▸ **STATED GOAL**
Beneath this sentence is a set of records; write each of them out exactly.

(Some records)
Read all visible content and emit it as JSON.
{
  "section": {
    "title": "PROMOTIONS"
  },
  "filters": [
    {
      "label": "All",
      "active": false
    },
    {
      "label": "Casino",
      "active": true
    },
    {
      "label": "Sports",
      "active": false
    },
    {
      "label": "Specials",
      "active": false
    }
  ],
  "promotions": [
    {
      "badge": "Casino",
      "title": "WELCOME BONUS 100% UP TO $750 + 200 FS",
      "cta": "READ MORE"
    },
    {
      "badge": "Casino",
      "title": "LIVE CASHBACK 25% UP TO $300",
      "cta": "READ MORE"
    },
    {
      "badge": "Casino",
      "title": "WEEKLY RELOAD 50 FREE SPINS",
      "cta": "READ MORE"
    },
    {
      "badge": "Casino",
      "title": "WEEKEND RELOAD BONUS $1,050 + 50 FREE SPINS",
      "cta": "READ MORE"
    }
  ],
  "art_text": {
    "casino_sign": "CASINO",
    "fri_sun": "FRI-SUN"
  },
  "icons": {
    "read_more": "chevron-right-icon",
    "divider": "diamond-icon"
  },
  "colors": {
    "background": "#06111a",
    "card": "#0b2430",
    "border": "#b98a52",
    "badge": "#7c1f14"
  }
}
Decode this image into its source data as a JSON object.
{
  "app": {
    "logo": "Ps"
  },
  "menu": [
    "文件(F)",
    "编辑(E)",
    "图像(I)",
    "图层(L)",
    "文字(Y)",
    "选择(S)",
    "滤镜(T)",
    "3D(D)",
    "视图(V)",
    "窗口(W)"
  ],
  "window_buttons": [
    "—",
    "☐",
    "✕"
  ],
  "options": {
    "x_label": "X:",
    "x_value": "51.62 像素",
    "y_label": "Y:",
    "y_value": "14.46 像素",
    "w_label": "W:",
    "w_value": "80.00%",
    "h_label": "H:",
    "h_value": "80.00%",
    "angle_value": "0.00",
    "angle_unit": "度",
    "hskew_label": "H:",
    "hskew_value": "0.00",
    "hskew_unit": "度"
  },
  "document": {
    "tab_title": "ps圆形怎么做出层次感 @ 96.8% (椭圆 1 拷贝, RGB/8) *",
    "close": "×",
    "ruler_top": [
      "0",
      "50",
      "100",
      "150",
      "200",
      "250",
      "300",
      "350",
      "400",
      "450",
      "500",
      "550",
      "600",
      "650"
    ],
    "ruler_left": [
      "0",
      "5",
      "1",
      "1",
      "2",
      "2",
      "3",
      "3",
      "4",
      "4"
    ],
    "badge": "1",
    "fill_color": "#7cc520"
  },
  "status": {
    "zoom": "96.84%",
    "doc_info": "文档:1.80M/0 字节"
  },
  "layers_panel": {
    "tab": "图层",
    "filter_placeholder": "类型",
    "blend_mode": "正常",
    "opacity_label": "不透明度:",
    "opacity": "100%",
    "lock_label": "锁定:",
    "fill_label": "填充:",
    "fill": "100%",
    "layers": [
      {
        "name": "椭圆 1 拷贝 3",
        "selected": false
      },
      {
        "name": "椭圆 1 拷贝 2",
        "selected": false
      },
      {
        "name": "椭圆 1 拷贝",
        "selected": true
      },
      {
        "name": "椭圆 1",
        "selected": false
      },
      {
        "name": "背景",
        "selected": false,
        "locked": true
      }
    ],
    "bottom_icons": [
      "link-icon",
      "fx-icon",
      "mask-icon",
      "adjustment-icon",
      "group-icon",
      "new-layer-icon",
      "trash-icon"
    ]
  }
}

▸ **OUTPUT FOR THIS TASK**
Read all visible content and emit it as JSON.
{
  "section": {
    "title": "PROMOTIONS"
  },
  "filters": [
    {
      "label": "All",
      "active": false
    },
    {
      "label": "Casino",
      "active": true
    },
    {
      "label": "Sports",
      "active": false
    },
    {
      "label": "Specials",
      "active": false
    }
  ],
  "promotions": [
    {
      "badge": "Casino",
      "title": "WELCOME BONUS 100% UP TO $750 + 200 FS",
      "cta": "READ MORE"
    },
    {
      "badge": "Casino",
      "title": "LIVE CASHBACK 25% UP TO $300",
      "cta": "READ MORE"
    },
    {
      "badge": "Casino",
      "title": "WEEKLY RELOAD 50 FREE SPINS",
      "cta": "READ MORE"
    },
    {
      "badge": "Casino",
      "title": "WEEKEND RELOAD BONUS $1,050 + 50 FREE SPINS",
      "cta": "READ MORE"
    }
  ],
  "art_text": {
    "casino_sign": "CASINO",
    "fri_sun": "FRI-SUN"
  },
  "icons": {
    "read_more": "chevron-right-icon",
    "divider": "diamond-icon"
  },
  "colors": {
    "background": "#06111a",
    "card": "#0b2430",
    "border": "#b98a52",
    "badge": "#7c1f14"
  }
}
Decode this image into its source data as a JSON object.
{
  "app": {
    "logo": "Ps"
  },
  "menu": [
    "文件(F)",
    "编辑(E)",
    "图像(I)",
    "图层(L)",
    "文字(Y)",
    "选择(S)",
    "滤镜(T)",
    "3D(D)",
    "视图(V)",
    "窗口(W)"
  ],
  "window_buttons": [
    "—",
    "☐",
    "✕"
  ],
  "options": {
    "x_label": "X:",
    "x_value": "51.62 像素",
    "y_label": "Y:",
    "y_value": "14.46 像素",
    "w_label": "W:",
    "w_value": "80.00%",
    "h_label": "H:",
    "h_value": "80.00%",
    "angle_value": "0.00",
    "angle_unit": "度",
    "hskew_label": "H:",
    "hskew_value": "0.00",
    "hskew_unit": "度"
  },
  "document": {
    "tab_title": "ps圆形怎么做出层次感 @ 96.8% (椭圆 1 拷贝, RGB/8) *",
    "close": "×",
    "ruler_top": [
      "0",
      "50",
      "100",
      "150",
      "200",
      "250",
      "300",
      "350",
      "400",
      "450",
      "500",
      "550",
      "600",
      "650"
    ],
    "ruler_left": [
      "0",
      "5",
      "1",
      "1",
      "2",
      "2",
      "3",
      "3",
      "4",
      "4"
    ],
    "badge": "1",
    "fill_color": "#7cc520"
  },
  "status": {
    "zoom": "96.84%",
    "doc_info": "文档:1.80M/0 字节"
  },
  "layers_panel": {
    "tab": "图层",
    "filter_placeholder": "类型",
    "blend_mode": "正常",
    "opacity_label": "不透明度:",
    "opacity": "100%",
    "lock_label": "锁定:",
    "fill_label": "填充:",
    "fill": "100%",
    "layers": [
      {
        "name": "椭圆 1 拷贝 3",
        "selected": false
      },
      {
        "name": "椭圆 1 拷贝 2",
        "selected": false
      },
      {
        "name": "椭圆 1 拷贝",
        "selected": true
      },
      {
        "name": "椭圆 1",
        "selected": false
      },
      {
        "name": "背景",
        "selected": false,
        "locked": true
      }
    ],
    "bottom_icons": [
      "link-icon",
      "fx-icon",
      "mask-icon",
      "adjustment-icon",
      "group-icon",
      "new-layer-icon",
      "trash-icon"
    ]
  }
}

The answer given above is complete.